## Work to complete
Reproduce all the entries precisely.

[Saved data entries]
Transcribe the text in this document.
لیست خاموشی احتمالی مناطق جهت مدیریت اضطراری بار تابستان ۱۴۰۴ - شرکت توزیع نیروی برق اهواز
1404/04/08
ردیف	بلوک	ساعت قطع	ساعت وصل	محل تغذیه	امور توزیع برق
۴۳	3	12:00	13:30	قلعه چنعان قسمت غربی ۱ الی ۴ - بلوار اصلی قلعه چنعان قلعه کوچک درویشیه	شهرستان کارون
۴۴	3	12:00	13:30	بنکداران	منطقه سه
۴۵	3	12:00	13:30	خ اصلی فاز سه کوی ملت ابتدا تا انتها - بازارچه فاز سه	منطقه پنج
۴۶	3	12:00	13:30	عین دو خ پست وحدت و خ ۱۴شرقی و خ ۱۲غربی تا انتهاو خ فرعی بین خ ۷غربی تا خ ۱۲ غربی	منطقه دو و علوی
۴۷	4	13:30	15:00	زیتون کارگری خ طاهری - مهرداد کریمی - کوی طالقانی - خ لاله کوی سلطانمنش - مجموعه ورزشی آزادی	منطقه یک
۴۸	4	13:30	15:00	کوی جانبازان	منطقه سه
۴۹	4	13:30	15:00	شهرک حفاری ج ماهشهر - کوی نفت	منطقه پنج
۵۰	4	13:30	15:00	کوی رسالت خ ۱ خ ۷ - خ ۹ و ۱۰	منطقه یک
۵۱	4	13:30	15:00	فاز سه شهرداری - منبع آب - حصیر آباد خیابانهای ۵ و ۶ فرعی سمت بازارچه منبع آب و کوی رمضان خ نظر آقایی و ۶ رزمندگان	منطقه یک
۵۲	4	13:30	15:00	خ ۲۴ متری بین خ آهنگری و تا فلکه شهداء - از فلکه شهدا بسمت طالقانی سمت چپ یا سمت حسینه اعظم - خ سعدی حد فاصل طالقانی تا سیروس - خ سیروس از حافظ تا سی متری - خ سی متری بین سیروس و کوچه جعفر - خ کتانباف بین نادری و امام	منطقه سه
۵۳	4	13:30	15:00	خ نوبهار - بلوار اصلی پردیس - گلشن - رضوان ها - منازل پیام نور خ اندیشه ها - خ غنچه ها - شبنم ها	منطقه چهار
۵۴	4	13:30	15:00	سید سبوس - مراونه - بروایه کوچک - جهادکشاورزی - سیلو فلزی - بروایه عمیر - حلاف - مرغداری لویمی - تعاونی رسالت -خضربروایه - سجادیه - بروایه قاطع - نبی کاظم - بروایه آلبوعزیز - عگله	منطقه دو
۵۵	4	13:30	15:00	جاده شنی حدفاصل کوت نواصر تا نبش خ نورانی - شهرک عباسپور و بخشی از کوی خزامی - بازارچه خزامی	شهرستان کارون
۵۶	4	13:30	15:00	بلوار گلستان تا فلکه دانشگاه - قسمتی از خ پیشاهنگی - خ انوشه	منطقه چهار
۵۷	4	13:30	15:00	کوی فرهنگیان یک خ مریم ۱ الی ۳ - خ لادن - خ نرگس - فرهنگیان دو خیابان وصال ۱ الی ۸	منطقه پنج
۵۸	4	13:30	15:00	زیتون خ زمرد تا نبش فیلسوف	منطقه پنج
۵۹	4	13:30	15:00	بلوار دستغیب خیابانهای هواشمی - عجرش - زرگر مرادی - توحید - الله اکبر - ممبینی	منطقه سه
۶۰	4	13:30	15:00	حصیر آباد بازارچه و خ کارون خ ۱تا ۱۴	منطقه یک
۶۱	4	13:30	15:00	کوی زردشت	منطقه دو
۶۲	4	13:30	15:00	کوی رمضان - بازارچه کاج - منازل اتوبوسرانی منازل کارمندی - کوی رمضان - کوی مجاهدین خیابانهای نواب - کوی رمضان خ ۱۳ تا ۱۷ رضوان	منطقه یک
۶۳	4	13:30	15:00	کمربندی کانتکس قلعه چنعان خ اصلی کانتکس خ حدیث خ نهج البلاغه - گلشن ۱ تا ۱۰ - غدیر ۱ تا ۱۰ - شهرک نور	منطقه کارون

## Solution below
Transcribe the text in this document.
لیست خاموشی احتمالی مناطق جهت مدیریت اضطراری بار تابستان ۱۴۰۴ - شرکت توزیع نیروی برق اهواز
1404/04/08
ردیف	بلوک	ساعت قطع	ساعت وصل	محل تغذیه	امور توزیع برق
۴۳	3	12:00	13:30	قلعه چنعان قسمت غربی ۱ الی ۴ - بلوار اصلی قلعه چنعان قلعه کوچک درویشیه	شهرستان کارون
۴۴	3	12:00	13:30	بنکداران	منطقه سه
۴۵	3	12:00	13:30	خ اصلی فاز سه کوی ملت ابتدا تا انتها - بازارچه فاز سه	منطقه پنج
۴۶	3	12:00	13:30	عین دو خ پست وحدت و خ ۱۴شرقی و خ ۱۲غربی تا انتهاو خ فرعی بین خ ۷غربی تا خ ۱۲ غربی	منطقه دو و علوی
۴۷	4	13:30	15:00	زیتون کارگری خ طاهری - مهرداد کریمی - کوی طالقانی - خ لاله کوی سلطانمنش - مجموعه ورزشی آزادی	منطقه یک
۴۸	4	13:30	15:00	کوی جانبازان	منطقه سه
۴۹	4	13:30	15:00	شهرک حفاری ج ماهشهر - کوی نفت	منطقه پنج
۵۰	4	13:30	15:00	کوی رسالت خ ۱ خ ۷ - خ ۹ و ۱۰	منطقه یک
۵۱	4	13:30	15:00	فاز سه شهرداری - منبع آب - حصیر آباد خیابانهای ۵ و ۶ فرعی سمت بازارچه منبع آب و کوی رمضان خ نظر آقایی و ۶ رزمندگان	منطقه یک
۵۲	4	13:30	15:00	خ ۲۴ متری بین خ آهنگری و تا فلکه شهداء - از فلکه شهدا بسمت طالقانی سمت چپ یا سمت حسینه اعظم - خ سعدی حد فاصل طالقانی تا سیروس - خ سیروس از حافظ تا سی متری - خ سی متری بین سیروس و کوچه جعفر - خ کتانباف بین نادری و امام	منطقه سه
۵۳	4	13:30	15:00	خ نوبهار - بلوار اصلی پردیس - گلشن - رضوان ها - منازل پیام نور خ اندیشه ها - خ غنچه ها - شبنم ها	منطقه چهار
۵۴	4	13:30	15:00	سید سبوس - مراونه - بروایه کوچک - جهادکشاورزی - سیلو فلزی - بروایه عمیر - حلاف - مرغداری لویمی - تعاونی رسالت -خضربروایه - سجادیه - بروایه قاطع - نبی کاظم - بروایه آلبوعزیز - عگله	منطقه دو
۵۵	4	13:30	15:00	جاده شنی حدفاصل کوت نواصر تا نبش خ نورانی - شهرک عباسپور و بخشی از کوی خزامی - بازارچه خزامی	شهرستان کارون
۵۶	4	13:30	15:00	بلوار گلستان تا فلکه دانشگاه - قسمتی از خ پیشاهنگی - خ انوشه	منطقه چهار
۵۷	4	13:30	15:00	کوی فرهنگیان یک خ مریم ۱ الی ۳ - خ لادن - خ نرگس - فرهنگیان دو خیابان وصال ۱ الی ۸	منطقه پنج
۵۸	4	13:30	15:00	زیتون خ زمرد تا نبش فیلسوف	منطقه پنج
۵۹	4	13:30	15:00	بلوار دستغیب خیابانهای هواشمی - عجرش - زرگر مرادی - توحید - الله اکبر - ممبینی	منطقه سه
۶۰	4	13:30	15:00	حصیر آباد بازارچه و خ کارون خ ۱تا ۱۴	منطقه یک
۶۱	4	13:30	15:00	کوی زردشت	منطقه دو
۶۲	4	13:30	15:00	کوی رمضان - بازارچه کاج - منازل اتوبوسرانی منازل کارمندی - کوی رمضان - کوی مجاهدین خیابانهای نواب - کوی رمضان خ ۱۳ تا ۱۷ رضوان	منطقه یک
۶۳	4	13:30	15:00	کمربندی کانتکس قلعه چنعان خ اصلی کانتکس خ حدیث خ نهج البلاغه - گلشن ۱ تا ۱۰ - غدیر ۱ تا ۱۰ - شهرک نور	منطقه کارون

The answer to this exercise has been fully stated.